■ DIRECTIVE ■
Isolate every line in the data with the string "luminosa" and copy it.

■ Dataset entries ■
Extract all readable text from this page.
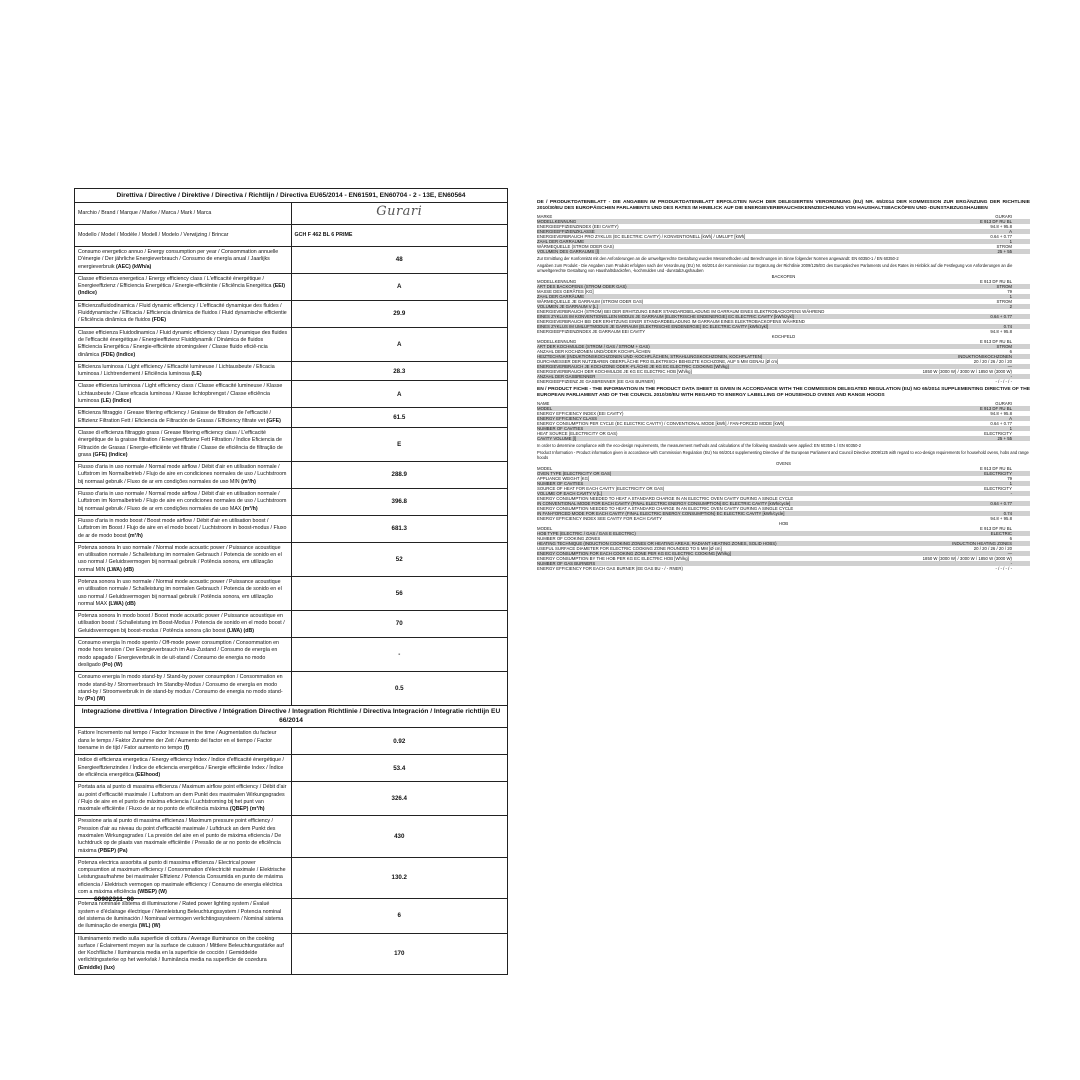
Direttiva / Directive / Direktive / Directiva / Richtlijn / Directiva EU65/2014 - EN61591, EN60704 - 2 - 13E, EN60564	
Marchio / Brand / Marque / Marke / Marca / Mark / Marca	Gurari
Modello / Model / Modèle / Modell / Modelo / Verwijzing / Brincar	GCH F 462 BL 6 PRIME
Consumo energetico annuo / Energy consumption per year / Consommation annuelle D'énergie / Der jährliche Energieverbrauch / Consumo de energía anual / Jaarlijks energieverbruik (AEC) (kWh/a)	48
Classe efficienza energetica / Energy efficiency class / L'efficacité énergétique / Energieeffizienz / Efficiencia Energética / Energie-efficiëntie / Eficiência Energética (EEI) (Indice)	A
Efficienzafluidodinamica / Fluid dynamic efficiency / L'efficacité dynamique des fluides / Fluiddynamische / Efficacia / Efficiencia dinámica de fluidos / Fluid dynamische efficientie / Eficiência dinâmica de fluidos (FDE)	29.9
Classe efficienza Fluidodinamica / Fluid dynamic efficiency class / Dynamique des fluides de l'efficacité énergétique / Energieeffizienz Fluiddynamik / Dinámica de fluidos Efficiencia Energética / Energie-efficiënte stromingsleer / Classe fluido eficiê-ncia dinâmica (FDE) (Indice)	A
Efficienza luminosa / Light efficiency / Efficacité lumineuse / Lichtausbeute / Eficacia luminosa / Lichtrendement / Eficiência luminosa (LE)	28.3
Classe efficienza luminosa / Light efficiency class / Classe efficacité lumineuse / Klasse Lichtausbeute / Clase eficacia luminosa / Klasse lichtopbrengst / Classe eficiência luminosa (LE) (Indice)	A
Efficienza filtraggio / Grease filtering efficiency / Graisse de filtration de l'efficacité / Effizienz Filtration Fett / Eficiencia de Filtración de Grasas / Efficiency filtrate vet (GFE)	61.5
Classe di efficienza filtraggio grass / Grease filtering efficiency class / L'efficacité énergétique de la graisse filtration / Energieeffizienz Fett Filtration / Indice Eficiencia de Filtración de Grasas / Energie-efficiënte vet filtratie / Classe de eficiência de filtração de graxa (GFE) (Indice)	E
Flusso d'aria in uso normale / Normal mode airflow / Débit d'air en utilisation normale / Luftstrom im Normalbetrieb / Flujo de aire en condiciones normales de uso / Luchtstroom bij normaal gebruik / Fluxo de ar em condições normales de uso MIN (m³/h)	288.9
Flusso d'aria in uso normale / Normal mode airflow / Débit d'air en utilisation normale / Luftstrom im Normalbetrieb / Flujo de aire en condiciones normales de uso / Luchtstroom bij normaal gebruik / Fluxo de ar em condições normales de uso MAX (m³/h)	396.8
Flusso d'aria in modo boost / Boost mode airflow / Débit d'air en utilisation boost / Luftstrom im Boost / Flujo de aire en el modo boost / Luchtstroom in boost-modus / Fluxo de ar de modo boost (m³/h)	681.3
Potenza sonora In uso normale / Normal mode acoustic power / Puissance acoustique en utilisation normale / Schalleistung im normalen Gebrauch / Potencia de sonido en el uso normal / Geluidsvermogen bij normaal gebruik / Potência sonora, em utilização normal MIN (LWA) (dB)	52
Potenza sonora In uso normale / Normal mode acoustic power / Puissance acoustique en utilisation normale / Schalleistung im normalen Gebrauch / Potencia de sonido en el uso normal / Geluidsvermogen bij normaal gebruik / Potência sonora, em utilização normal MAX (LWA) (dB)	56
Potenza sonora In modo boost / Boost mode acoustic power / Puissance acoustique en utilisation boost / Schalleistung im Boost-Modus / Potencia de sonido en el modo boost / Geluidsvermogen bij boost-modus / Potência sonora ção boost (LWA) (dB)	70
Consumo energia In modo spento / Off-mode power consumption / Consommation en mode hors tension / Der Energieverbrauch im Aus-Zustand / Consumo de energía en modo apagado / Energieverbruik in de uit-stand / Consumo de energia no modo desligado (Po) (W)	-
Consumo energia In modo stand-by / Stand-by power consumption / Consommation en mode stand-by / Stromverbrauch Im Standby-Modus / Consumo de energía en modo stand-by / Stroomverbruik in de stand-by modus / Consumo de energia no modo stand-by (Ps) (W)	0.5
Integrazione direttiva / Integration Directive / Intégration Directive / Integration Richtlinie / Directiva Integración / Integratie richtlijn EU 66/2014	
Fattore Incremento nal tempo / Factor Increase in the time / Augmentation du facteur dans le temps / Faktor Zunahme der Zeit / Aumento del factor en el tiempo / Factor toename in de tijd / Fator aumento no tempo (f)	0.92
Indice di efficienza energetica / Energy efficiency Index / Indice d'efficacité énergétique / Energieeffizienzindex / Índice de eficiencia energética / Energie efficiëntie Index / Índice de eficiência energética (EEIhood)	53.4
Portata aria al punto di massima efficienza / Maximum airflow point efficiency / Débit d'air au point d'efficacité maximale / Luftstrom an dem Punkt des maximalen Wirkungsgrades / Flujo de aire en el punto de máxima eficiencia / Luchtstroming bij het punt van maximale efficiëntie / Fluxo de ar no ponto de eficiência máxima (QBEP) (m³/h)	326.4
Pressione aria al punto di massima efficienza / Maximum pressure point efficiency / Pression d'air au niveau du point d'efficacité maximale / Luftdruck an dem Punkt des maximalen Wirkungsgrades / La presión del aire en el punto de máxima eficiencia / De luchtdruck op de plaats van maximale efficiëntie / Pressão de ar no ponto de eficiência máxima (PBEP) (Pa)	430
Potenza electrica assorbita al punto di massima efficienza / Electrical power compsumtion at maximum efficiency / Consommation d'électricité maximale / Elektrische Leistungsaufnahme bei maximaler Effizienz / Potencia Consumida en punto de máxima eficiencia / Elektrisch vermogen op maximale efficiency / Consumo de energia eléctrica com a máxima eficiência (WBEP) (W)	130.2
Potenza nominale sistema di illuminazione / Rated power lighting system / Évalué system e d'éclairage électrique / Nennleistung Beleuchtungssystem / Potencia nominal del sistema de iluminación / Nominaal vermogen verlichtingssysteem / Nominal sistema de iluminação de energia (WL) (W)	6
Illuminamento medio sulla superficie di cottura / Average illuminance on the cooking surface / Éclairement moyen sur la surface de cuisson / Mittlere Beleuchtungsstärke auf der Kochfläche / Iluminancia media en la superficie de cocción / Gemiddelde verlichtingssterke op het werkvlak / Iluminância media na superfície de cozedura (Emiddle) (lux)	170
60902311_00
DE / PRODUKTDATENBLATT - DIE ANGABEN IM PRODUKTDATENBLATT ERFOLGTEN NACH DER DELEGIERTEN VERORDNUNG (EU) NR. 65/2014 DER KOMMISSION ZUR ERGÄNZUNG DER RICHTLINIE 2010/30/EU DES EUROPÄISCHEN PARLAMENTS UND DES RATES IM HINBLICK AUF DIE ENERGIEVERBRAUCHSKENNZEICHNUNG VON HAUSHALTSBACKÖFEN UND -DUNSTABZUGSHAUBEN
MARKE	GURARI
MODELLKENNUNG	E 913 DF RU BL
ENERGIEEFFIZIENZINDEX (EEI CAVITY)	94.8 + 95.8
ENERGIEEFFIZIENZKLASSE	A
ENERGIEVERBRAUCH PRO ZYKLUS (EC ELECTRIC CAVITY) / KONVENTIONELL [kWh] / UMLUFT [kWh]	0.64 + 0.77
ZAHL DER GARRAUME	1
WÄRMEQUELLE (STROM ODER GAS)	STROM
VOLUMEN DES GARRAUMS [l]	25 + 55
Zur Ermittlung der Konformität mit den Anforderungen an die umweltgerechte Gestaltung wurden Messmethoden und Berechnungen im Sinne folgender Normen angewandt: EN 60350-1 / EN 60350-2
Angaben zum Produkt - Die Angaben zum Produkt erfolgten nach der Verordnung (EU) Nr. 66/2014 der Kommission zur Ergänzung der Richtlinie 2009/125/EG des Europäischen Parlaments und des Rates im Hinblick auf die Festlegung von Anforderungen an die umweltgerechte Gestaltung von Haushaltsbacköfen, -kochmulden und -dunstabzugshauben
BACKOFEN
MODELLKENNUNG	E 913 DF RU BL
ART DES BACKOFENS (STROM ODER GAS)	STROM
MASSE DES GERÄTES [KG]	79
ZAHL DER GARRÄUME	1
WÄRMEQUELLE JE GARRAUM (STROM ODER GAS)	STROM
VOLUMEN JE GARRAUM V [L]	2
ENERGIEVERBRAUCH (STROM) BEI DER ERHITZUNG EINER STANDARDBELADUNG IM GARRAUM EINES ELEKTROBACKOFENS WÄHREND
EINES ZYKLUS IM KONVENTIONELLEN MODUS JE GARRAUM (ELEKTRISCHE ENDENERGIE) EC ELECTRIC CAVITY [kWh/zykl]	0.64 + 0.77
ENERGIEVERBRAUCH BEI DER ERHITZUNG EINER STANDARDBELADUNG IM GARRAUM EINES ELEKTROBACKOFENS WÄHREND
EINES ZYKLUS IM UMLUFTMODUS JE GARRAUM (ELEKTRISCHE ENDENERGIE) EC ELECTRIC CAVITY [kWh/zykl]	0.74
ENERGIEEFFIZIENZINDEX JE GARRAUM EEI CAVITY	94.8 + 95.8
KOCHFELD
MODELLKENNUNG	E 913 DF RU BL
ART DER KOCHMULDE (STROM / GAS / STROM + GAS)	STROM
ANZAHL DER KOCHZONEN UND/ODER KOCHFLÄCHEN	6
HEIZTECHNIK (INDUKTIONSKOCHZONEN UND -KOCHFLÄCHEN, STRAHLUNGSKOCHZONEN, KOCHPLATTEN)	INDUKTIONSKOCHZONEN
DURCHMESSER DER NUTZBAREN OBERFLÄCHE PRO ELEKTRISCH BEHEIZTE KOCHZONE, AUF 5 MM GENAU [Ø cm]	20 / 20 / 26 / 20 / 20
ENERGIEVERBRAUCH JE KOCHZONE ODER -FLÄCHE JE KG EC ELECTRIC COOKING [Wh/kg]	—
ENERGIEVERBRAUCH DER KOCHMULDE JE KG EC ELECTRIC HOB [Wh/kg]	1850 W (3000 W) / 3000 W / 1850 W (3000 W)
ANZAHL DER GASBRENNER	-
ENERGIEEFFIZIENZ JE GASBRENNER (EE GAS BURNER)	- / - / - / -
EN / PRODUCT FICHE - THE INFORMATION IN THE PRODUCT DATA SHEET IS GIVEN IN ACCORDANCE WITH THE COMMISSION DELEGATED REGULATION (EU) NO 65/2014 SUPPLEMENTING DIRECTIVE OF THE EUROPEAN PARLIAMENT AND OF THE COUNCIL 2010/30/EU WITH REGARD TO ENERGY LABELLING OF HOUSEHOLD OVENS AND RANGE HOODS
NAME	GURARI
MODEL	E 913 DF RU BL
ENERGY EFFICIENCY INDEX (EEI CAVITY)	94.8 + 95.8
ENERGY EFFICIENCY CLASS	A
ENERGY CONSUMPTION PER CYCLE (EC ELECTRIC CAVITY) / CONVENTIONAL MODE [kWh] / FAN-FORCED MODE [kWh]	0.64 + 0.77
NUMBER OF CAVITIES	1
HEAT SOURCE (ELECTRICITY OR GAS)	ELECTRICITY
CAVITY VOLUME [l]	25 + 55
In order to determine compliance with the eco-design requirements, the measurement methods and calculations of the following standards were applied: EN 60350-1 / EN 60350-2
Product Information - Product information given in accordance with Commission Regulation (EU) No 66/2014 supplementing Directive of the European Parliament and Council Directive 2009/125 with regard to eco-design requirements for household ovens, hobs and range hoods
OVENS
MODEL	E 913 DF RU BL
OVEN TYPE (ELECTRICITY OR GAS)	ELECTRICITY
APPLIANCE WEIGHT [KG]	79
NUMBER OF CAVITIES	1
SOURCE OF HEAT FOR EACH CAVITY (ELECTRICITY OR GAS)	ELECTRICITY
VOLUME OF EACH CAVITY V [L]	-
ENERGY CONSUMPTION NEEDED TO HEAT A STANDARD CHARGE IN AN ELECTRIC OVEN CAVITY DURING A SINGLE CYCLE
IN CONVENTIONAL MODE FOR EACH CAVITY (FINAL ELECTRIC ENERGY CONSUMPTION) EC ELECTRIC CAVITY [kWh/cycle]	0.64 + 0.77
ENERGY CONSUMPTION NEEDED TO HEAT A STANDARD CHARGE IN AN ELECTRIC OVEN CAVITY DURING A SINGLE CYCLE
IN FAN-FORCED MODE FOR EACH CAVITY (FINAL ELECTRIC ENERGY CONSUMPTION) EC ELECTRIC CAVITY [kWh/cycle]	0.74
ENERGY EFFICIENCY INDEX SEE CAVITY FOR EACH CAVITY	94.8 + 95.8
HOB
MODEL	E 913 DF RU BL
HOB TYPE (ELECTRIC / GAS / GAS E ELECTRIC)	ELECTRIC
NUMBER OF COOKING ZONES	6
HEATING TECHNIQUE (INDUCTION COOKING ZONES OR HEATING AREAS, RADIANT HEATING ZONES, SOLID HOBS)	INDUCTION HEATING ZONES
USEFUL SURFACE DIAMETER FOR ELECTRIC COOKING ZONE ROUNDED TO 5 MM [Ø cm]	20 / 20 / 26 / 20 / 20
ENERGY CONSUMPTION FOR EACH COOKING ZONE PER KG EC ELECTRIC COOKING [Wh/kg]	—
ENERGY CONSUMPTION BY THE HOB PER KG EC ELECTRIC HOB [Wh/kg]	1850 W (3000 W) / 3000 W / 1850 W (3000 W)
NUMBER OF GAS BURNERS	-
ENERGY EFFICIENCY FOR EACH GAS BURNER (EE GAS BU - / - RNER)	- / - / - / -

■ PROBLEM SOLUTION ■
Efficienza luminosa / Light efficiency / Efficacité lumineuse / Lichtausbeute / Eficacia luminosa / Lichtrendement / Eficiência luminosa (LE)	28.3
Classe efficienza luminosa / Light efficiency class / Classe efficacité lumineuse / Klasse Lichtausbeute / Clase eficacia luminosa / Klasse lichtopbrengst / Classe eficiência luminosa (LE) (Indice)	A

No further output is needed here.